▸ **GIVEN REQUEST**
All of the records listed below should be retyped exactly.

▸ **RECORDS SUPPLIED**
□ □ □ □ □ □ □

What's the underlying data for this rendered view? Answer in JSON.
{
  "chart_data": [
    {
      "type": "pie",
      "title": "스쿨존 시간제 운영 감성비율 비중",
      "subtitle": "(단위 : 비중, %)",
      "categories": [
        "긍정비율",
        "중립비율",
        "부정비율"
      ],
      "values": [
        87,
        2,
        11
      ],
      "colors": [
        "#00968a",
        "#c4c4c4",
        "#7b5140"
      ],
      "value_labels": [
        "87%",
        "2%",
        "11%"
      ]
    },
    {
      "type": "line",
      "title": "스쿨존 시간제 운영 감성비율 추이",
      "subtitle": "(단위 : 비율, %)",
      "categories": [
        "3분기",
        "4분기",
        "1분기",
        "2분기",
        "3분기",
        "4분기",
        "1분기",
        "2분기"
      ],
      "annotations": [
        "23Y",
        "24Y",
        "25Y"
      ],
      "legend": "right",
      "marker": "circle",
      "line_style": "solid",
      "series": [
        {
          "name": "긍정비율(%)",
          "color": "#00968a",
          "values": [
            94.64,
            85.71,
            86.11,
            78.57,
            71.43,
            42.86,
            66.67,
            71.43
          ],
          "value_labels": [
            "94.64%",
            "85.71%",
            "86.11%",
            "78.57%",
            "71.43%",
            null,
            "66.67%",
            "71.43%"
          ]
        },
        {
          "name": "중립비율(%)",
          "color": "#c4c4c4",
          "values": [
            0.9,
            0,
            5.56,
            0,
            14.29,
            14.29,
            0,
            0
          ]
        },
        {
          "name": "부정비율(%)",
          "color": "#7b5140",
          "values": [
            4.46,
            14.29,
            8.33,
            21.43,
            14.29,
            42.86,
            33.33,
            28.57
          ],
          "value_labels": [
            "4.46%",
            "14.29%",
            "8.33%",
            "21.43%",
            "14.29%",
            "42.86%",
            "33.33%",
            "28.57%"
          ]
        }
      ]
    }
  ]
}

□ □ □ □ □ □ □

▸ **WRITTEN REPLY**
What's the underlying data for this rendered view? Answer in JSON.
{
  "chart_data": [
    {
      "type": "pie",
      "title": "스쿨존 시간제 운영 감성비율 비중",
      "subtitle": "(단위 : 비중, %)",
      "categories": [
        "긍정비율",
        "중립비율",
        "부정비율"
      ],
      "values": [
        87,
        2,
        11
      ],
      "colors": [
        "#00968a",
        "#c4c4c4",
        "#7b5140"
      ],
      "value_labels": [
        "87%",
        "2%",
        "11%"
      ]
    },
    {
      "type": "line",
      "title": "스쿨존 시간제 운영 감성비율 추이",
      "subtitle": "(단위 : 비율, %)",
      "categories": [
        "3분기",
        "4분기",
        "1분기",
        "2분기",
        "3분기",
        "4분기",
        "1분기",
        "2분기"
      ],
      "annotations": [
        "23Y",
        "24Y",
        "25Y"
      ],
      "legend": "right",
      "marker": "circle",
      "line_style": "solid",
      "series": [
        {
          "name": "긍정비율(%)",
          "color": "#00968a",
          "values": [
            94.64,
            85.71,
            86.11,
            78.57,
            71.43,
            42.86,
            66.67,
            71.43
          ],
          "value_labels": [
            "94.64%",
            "85.71%",
            "86.11%",
            "78.57%",
            "71.43%",
            null,
            "66.67%",
            "71.43%"
          ]
        },
        {
          "name": "중립비율(%)",
          "color": "#c4c4c4",
          "values": [
            0.9,
            0,
            5.56,
            0,
            14.29,
            14.29,
            0,
            0
          ]
        },
        {
          "name": "부정비율(%)",
          "color": "#7b5140",
          "values": [
            4.46,
            14.29,
            8.33,
            21.43,
            14.29,
            42.86,
            33.33,
            28.57
          ],
          "value_labels": [
            "4.46%",
            "14.29%",
            "8.33%",
            "21.43%",
            "14.29%",
            "42.86%",
            "33.33%",
            "28.57%"
          ]
        }
      ]
    }
  ]
}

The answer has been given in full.